INFORMATION SHOWN:

☆ ☆ ☆

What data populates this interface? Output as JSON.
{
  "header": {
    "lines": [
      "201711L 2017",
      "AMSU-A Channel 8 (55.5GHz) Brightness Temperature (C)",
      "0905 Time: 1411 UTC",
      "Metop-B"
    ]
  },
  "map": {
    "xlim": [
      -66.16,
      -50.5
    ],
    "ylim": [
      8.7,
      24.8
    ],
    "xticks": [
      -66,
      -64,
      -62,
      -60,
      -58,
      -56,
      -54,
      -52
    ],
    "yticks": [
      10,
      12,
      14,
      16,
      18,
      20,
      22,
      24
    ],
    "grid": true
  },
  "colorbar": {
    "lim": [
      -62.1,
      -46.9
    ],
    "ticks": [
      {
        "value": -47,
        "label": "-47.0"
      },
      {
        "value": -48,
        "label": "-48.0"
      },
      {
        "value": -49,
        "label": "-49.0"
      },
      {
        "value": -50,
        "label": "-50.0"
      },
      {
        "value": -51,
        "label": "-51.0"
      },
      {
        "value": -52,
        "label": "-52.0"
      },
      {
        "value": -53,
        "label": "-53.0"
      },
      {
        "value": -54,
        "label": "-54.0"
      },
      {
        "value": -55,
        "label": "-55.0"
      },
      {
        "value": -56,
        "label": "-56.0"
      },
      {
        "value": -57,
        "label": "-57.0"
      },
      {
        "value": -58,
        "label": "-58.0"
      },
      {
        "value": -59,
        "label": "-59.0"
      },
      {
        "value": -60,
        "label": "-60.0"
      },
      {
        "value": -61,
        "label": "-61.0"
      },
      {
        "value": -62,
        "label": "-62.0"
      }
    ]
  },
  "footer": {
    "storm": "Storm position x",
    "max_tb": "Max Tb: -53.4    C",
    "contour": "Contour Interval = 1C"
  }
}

☆ ☆ ☆

EXERCISE REQUIREMENTS: Take the entries above and copy them out exactly.

FULL ANSWER:
What data populates this interface? Output as JSON.
{
  "header": {
    "lines": [
      "201711L 2017",
      "AMSU-A Channel 8 (55.5GHz) Brightness Temperature (C)",
      "0905 Time: 1411 UTC",
      "Metop-B"
    ]
  },
  "map": {
    "xlim": [
      -66.16,
      -50.5
    ],
    "ylim": [
      8.7,
      24.8
    ],
    "xticks": [
      -66,
      -64,
      -62,
      -60,
      -58,
      -56,
      -54,
      -52
    ],
    "yticks": [
      10,
      12,
      14,
      16,
      18,
      20,
      22,
      24
    ],
    "grid": true
  },
  "colorbar": {
    "lim": [
      -62.1,
      -46.9
    ],
    "ticks": [
      {
        "value": -47,
        "label": "-47.0"
      },
      {
        "value": -48,
        "label": "-48.0"
      },
      {
        "value": -49,
        "label": "-49.0"
      },
      {
        "value": -50,
        "label": "-50.0"
      },
      {
        "value": -51,
        "label": "-51.0"
      },
      {
        "value": -52,
        "label": "-52.0"
      },
      {
        "value": -53,
        "label": "-53.0"
      },
      {
        "value": -54,
        "label": "-54.0"
      },
      {
        "value": -55,
        "label": "-55.0"
      },
      {
        "value": -56,
        "label": "-56.0"
      },
      {
        "value": -57,
        "label": "-57.0"
      },
      {
        "value": -58,
        "label": "-58.0"
      },
      {
        "value": -59,
        "label": "-59.0"
      },
      {
        "value": -60,
        "label": "-60.0"
      },
      {
        "value": -61,
        "label": "-61.0"
      },
      {
        "value": -62,
        "label": "-62.0"
      }
    ]
  },
  "footer": {
    "storm": "Storm position x",
    "max_tb": "Max Tb: -53.4    C",
    "contour": "Contour Interval = 1C"
  }
}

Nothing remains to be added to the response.